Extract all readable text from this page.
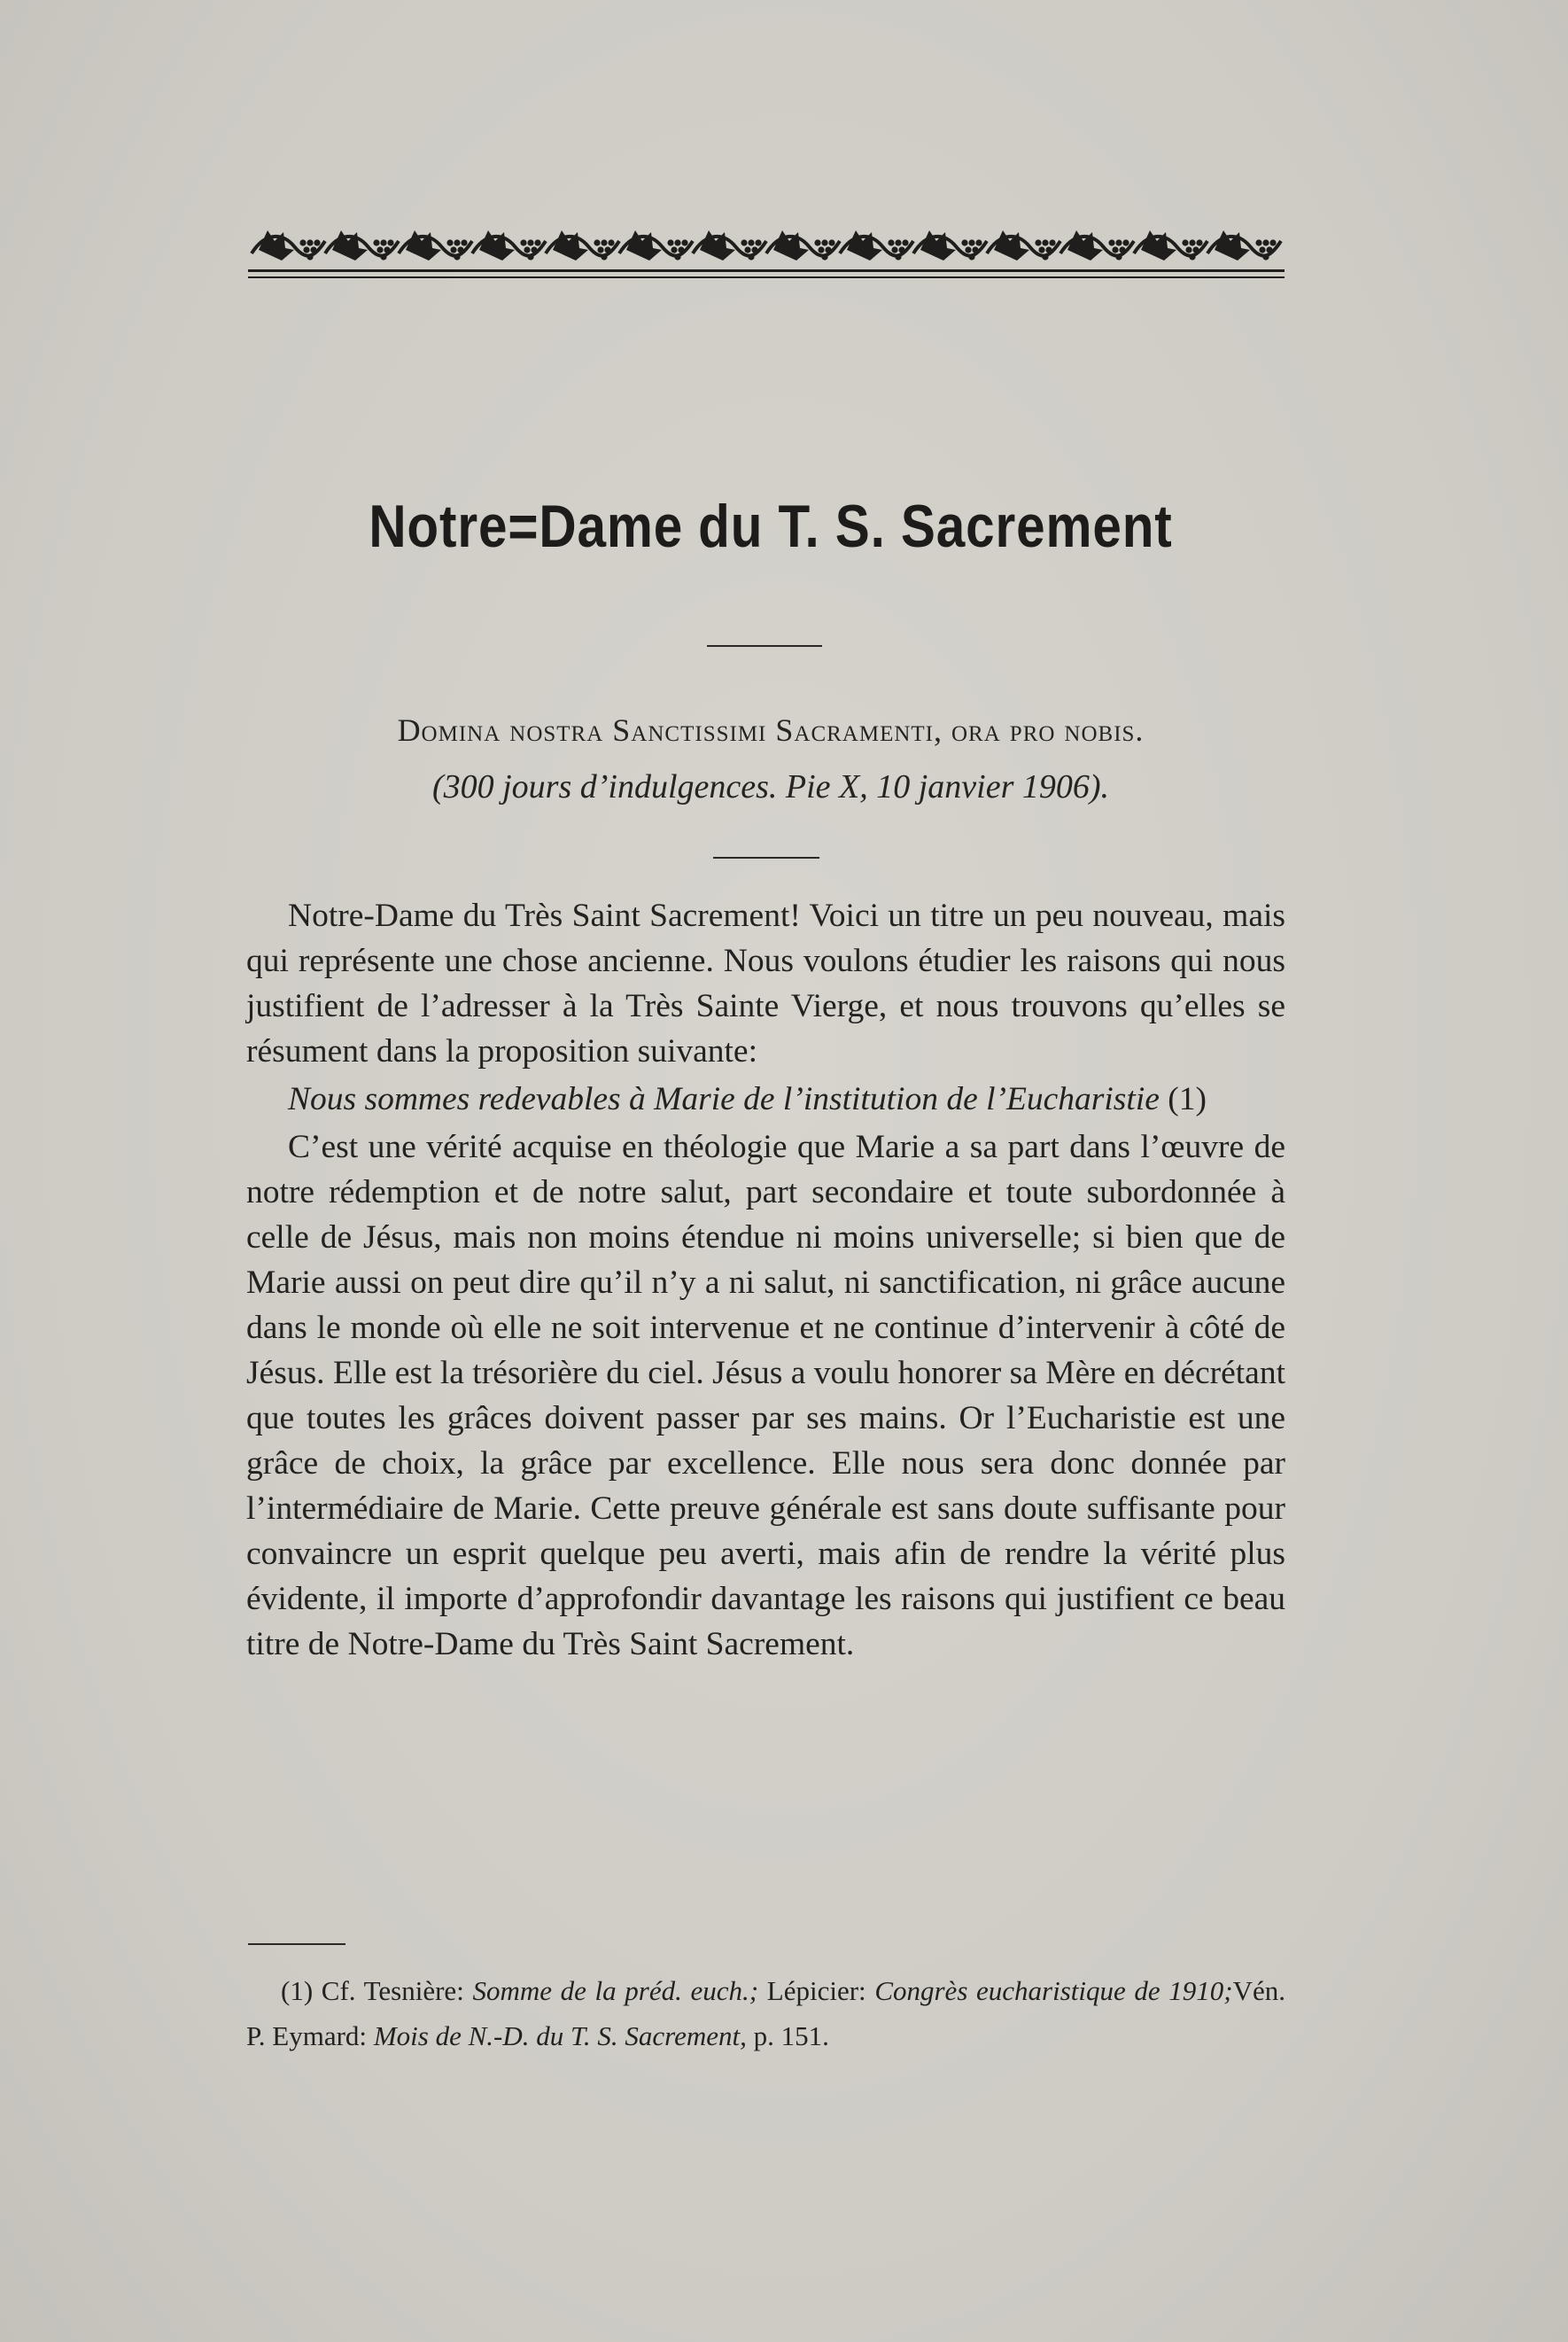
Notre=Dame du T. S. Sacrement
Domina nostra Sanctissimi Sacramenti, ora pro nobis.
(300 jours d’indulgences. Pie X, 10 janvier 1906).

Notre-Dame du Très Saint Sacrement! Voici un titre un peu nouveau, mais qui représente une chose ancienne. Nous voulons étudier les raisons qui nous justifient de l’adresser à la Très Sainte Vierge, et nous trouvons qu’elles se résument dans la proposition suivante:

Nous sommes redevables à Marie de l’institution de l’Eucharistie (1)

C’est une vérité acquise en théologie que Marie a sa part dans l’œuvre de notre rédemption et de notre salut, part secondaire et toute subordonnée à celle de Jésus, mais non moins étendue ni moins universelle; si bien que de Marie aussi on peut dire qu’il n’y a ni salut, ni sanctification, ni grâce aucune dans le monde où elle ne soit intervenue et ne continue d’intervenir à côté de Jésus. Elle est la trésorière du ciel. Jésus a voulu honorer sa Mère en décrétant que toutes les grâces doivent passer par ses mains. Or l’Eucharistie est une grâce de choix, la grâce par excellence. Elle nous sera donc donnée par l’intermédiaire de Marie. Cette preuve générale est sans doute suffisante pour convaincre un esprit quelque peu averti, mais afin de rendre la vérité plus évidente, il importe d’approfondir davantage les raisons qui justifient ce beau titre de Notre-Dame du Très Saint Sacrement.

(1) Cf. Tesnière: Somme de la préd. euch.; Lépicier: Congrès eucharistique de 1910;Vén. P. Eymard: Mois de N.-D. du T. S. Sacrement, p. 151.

WHAT IS EXPECTED — Set down the material exactly, every line of it, except for the pictures.

RESPONSE FOR THIS EXERCISE —
Extract all readable text from this page.
Notre=Dame du T. S. Sacrement
Domina nostra Sanctissimi Sacramenti, ora pro nobis.
(300 jours d’indulgences. Pie X, 10 janvier 1906).

Notre-Dame du Très Saint Sacrement! Voici un titre un peu nouveau, mais qui représente une chose ancienne. Nous voulons étudier les raisons qui nous justifient de l’adresser à la Très Sainte Vierge, et nous trouvons qu’elles se résument dans la proposition suivante:

Nous sommes redevables à Marie de l’institution de l’Eucharistie (1)

C’est une vérité acquise en théologie que Marie a sa part dans l’œuvre de notre rédemption et de notre salut, part secondaire et toute subordonnée à celle de Jésus, mais non moins étendue ni moins universelle; si bien que de Marie aussi on peut dire qu’il n’y a ni salut, ni sanctification, ni grâce aucune dans le monde où elle ne soit intervenue et ne continue d’intervenir à côté de Jésus. Elle est la trésorière du ciel. Jésus a voulu honorer sa Mère en décrétant que toutes les grâces doivent passer par ses mains. Or l’Eucharistie est une grâce de choix, la grâce par excellence. Elle nous sera donc donnée par l’intermédiaire de Marie. Cette preuve générale est sans doute suffisante pour convaincre un esprit quelque peu averti, mais afin de rendre la vérité plus évidente, il importe d’approfondir davantage les raisons qui justifient ce beau titre de Notre-Dame du Très Saint Sacrement.

(1) Cf. Tesnière: Somme de la préd. euch.; Lépicier: Congrès eucharistique de 1910;Vén. P. Eymard: Mois de N.-D. du T. S. Sacrement, p. 151.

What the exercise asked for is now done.